begin Supplied data
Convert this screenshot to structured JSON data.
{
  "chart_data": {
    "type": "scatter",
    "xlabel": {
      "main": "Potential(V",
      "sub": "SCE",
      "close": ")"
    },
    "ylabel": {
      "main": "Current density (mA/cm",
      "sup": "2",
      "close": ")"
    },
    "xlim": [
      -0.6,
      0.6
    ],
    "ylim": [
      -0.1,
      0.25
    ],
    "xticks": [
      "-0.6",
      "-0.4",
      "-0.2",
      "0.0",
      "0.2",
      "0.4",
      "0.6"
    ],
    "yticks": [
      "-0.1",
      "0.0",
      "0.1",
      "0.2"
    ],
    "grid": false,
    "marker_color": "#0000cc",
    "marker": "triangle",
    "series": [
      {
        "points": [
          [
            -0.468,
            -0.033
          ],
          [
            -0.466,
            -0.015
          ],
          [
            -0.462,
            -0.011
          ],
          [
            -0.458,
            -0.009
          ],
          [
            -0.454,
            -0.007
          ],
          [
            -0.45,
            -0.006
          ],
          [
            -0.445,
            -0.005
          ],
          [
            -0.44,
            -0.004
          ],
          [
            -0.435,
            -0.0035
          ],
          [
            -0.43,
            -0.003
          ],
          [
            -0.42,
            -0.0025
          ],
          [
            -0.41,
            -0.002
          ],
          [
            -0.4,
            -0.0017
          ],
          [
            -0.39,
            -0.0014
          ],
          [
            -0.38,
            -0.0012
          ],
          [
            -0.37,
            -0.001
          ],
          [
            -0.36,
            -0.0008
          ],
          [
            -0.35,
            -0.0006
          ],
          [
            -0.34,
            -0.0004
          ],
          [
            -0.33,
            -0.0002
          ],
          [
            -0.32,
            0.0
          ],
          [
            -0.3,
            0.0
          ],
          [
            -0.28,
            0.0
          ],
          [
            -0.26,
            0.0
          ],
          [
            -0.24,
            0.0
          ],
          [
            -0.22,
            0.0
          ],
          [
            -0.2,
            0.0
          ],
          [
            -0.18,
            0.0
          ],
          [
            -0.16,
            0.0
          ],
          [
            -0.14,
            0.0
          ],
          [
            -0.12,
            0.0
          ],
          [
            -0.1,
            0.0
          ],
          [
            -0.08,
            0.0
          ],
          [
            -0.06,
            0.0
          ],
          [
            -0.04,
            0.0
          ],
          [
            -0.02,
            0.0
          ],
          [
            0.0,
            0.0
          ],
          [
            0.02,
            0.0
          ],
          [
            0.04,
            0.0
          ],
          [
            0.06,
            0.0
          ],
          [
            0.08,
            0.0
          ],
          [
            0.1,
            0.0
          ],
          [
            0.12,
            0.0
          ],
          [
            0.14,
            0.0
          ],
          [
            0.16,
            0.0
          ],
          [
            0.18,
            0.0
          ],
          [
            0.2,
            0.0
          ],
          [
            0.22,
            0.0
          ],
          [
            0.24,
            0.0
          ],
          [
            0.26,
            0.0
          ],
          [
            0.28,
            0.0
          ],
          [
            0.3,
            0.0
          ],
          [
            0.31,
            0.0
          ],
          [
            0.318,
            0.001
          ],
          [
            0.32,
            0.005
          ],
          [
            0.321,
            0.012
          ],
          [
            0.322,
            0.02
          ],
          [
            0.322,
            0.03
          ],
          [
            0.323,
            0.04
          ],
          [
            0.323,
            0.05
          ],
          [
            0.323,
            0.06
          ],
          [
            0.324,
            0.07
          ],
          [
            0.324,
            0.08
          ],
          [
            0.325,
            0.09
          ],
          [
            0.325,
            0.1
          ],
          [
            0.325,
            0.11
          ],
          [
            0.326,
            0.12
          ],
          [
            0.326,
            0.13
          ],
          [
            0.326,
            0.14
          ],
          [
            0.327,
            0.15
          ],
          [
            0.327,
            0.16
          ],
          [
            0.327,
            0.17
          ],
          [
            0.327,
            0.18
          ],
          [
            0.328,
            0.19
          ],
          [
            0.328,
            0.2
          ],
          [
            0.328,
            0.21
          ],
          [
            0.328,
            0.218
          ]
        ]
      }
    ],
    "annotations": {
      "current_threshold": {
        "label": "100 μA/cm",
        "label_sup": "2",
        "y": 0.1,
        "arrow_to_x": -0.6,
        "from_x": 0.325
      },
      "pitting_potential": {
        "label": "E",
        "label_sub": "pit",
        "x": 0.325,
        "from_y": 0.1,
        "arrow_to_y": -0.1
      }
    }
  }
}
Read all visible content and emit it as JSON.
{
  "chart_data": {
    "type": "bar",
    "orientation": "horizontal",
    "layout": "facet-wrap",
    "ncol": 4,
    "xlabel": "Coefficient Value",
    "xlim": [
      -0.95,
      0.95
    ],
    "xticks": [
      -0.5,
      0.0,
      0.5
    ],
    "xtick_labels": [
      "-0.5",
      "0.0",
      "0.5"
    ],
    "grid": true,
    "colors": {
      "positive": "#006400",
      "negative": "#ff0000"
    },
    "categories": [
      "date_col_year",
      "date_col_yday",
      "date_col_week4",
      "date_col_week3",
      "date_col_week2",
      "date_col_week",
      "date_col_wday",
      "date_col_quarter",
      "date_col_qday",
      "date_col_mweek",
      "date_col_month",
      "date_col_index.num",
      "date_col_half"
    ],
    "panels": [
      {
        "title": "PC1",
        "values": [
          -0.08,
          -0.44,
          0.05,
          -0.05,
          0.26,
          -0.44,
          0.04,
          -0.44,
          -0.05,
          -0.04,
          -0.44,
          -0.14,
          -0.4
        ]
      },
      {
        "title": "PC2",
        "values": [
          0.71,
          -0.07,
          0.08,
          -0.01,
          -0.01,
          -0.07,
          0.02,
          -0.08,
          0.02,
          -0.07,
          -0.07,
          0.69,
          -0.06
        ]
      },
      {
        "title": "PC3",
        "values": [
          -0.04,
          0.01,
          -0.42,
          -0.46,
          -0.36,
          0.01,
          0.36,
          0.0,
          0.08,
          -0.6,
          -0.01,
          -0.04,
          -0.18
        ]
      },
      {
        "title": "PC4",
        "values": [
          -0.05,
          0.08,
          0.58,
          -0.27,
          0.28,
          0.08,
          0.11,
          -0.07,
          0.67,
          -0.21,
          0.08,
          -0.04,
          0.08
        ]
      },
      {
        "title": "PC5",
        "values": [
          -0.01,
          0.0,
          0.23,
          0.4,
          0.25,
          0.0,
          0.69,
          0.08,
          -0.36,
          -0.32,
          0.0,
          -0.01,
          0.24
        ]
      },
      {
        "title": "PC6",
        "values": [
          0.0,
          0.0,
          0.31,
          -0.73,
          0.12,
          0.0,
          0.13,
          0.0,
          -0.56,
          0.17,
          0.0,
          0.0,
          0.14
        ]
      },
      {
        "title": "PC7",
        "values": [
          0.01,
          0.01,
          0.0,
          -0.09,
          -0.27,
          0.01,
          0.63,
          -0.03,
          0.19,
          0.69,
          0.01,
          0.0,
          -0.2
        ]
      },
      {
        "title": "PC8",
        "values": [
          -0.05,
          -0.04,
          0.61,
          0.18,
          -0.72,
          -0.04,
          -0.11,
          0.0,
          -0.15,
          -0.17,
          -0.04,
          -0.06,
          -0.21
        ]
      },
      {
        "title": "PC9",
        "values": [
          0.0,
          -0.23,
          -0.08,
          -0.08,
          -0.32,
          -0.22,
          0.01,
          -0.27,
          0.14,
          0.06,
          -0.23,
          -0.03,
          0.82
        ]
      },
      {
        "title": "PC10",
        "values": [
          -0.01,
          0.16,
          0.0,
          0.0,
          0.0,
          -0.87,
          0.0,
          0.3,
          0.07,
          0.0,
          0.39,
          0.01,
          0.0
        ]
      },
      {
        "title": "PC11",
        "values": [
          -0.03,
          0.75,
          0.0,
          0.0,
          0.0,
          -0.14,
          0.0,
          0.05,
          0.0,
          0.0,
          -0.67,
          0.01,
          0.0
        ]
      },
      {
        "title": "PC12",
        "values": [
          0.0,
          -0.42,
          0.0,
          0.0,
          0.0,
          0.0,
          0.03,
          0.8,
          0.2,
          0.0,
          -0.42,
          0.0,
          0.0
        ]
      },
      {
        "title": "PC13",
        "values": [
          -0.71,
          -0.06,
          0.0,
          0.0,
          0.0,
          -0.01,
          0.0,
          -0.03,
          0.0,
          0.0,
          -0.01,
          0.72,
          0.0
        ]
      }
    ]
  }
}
end Supplied data
What to produce -> Go through the records line by line and count those containing the string "JSON". Give only the total.

Expected answer -> 2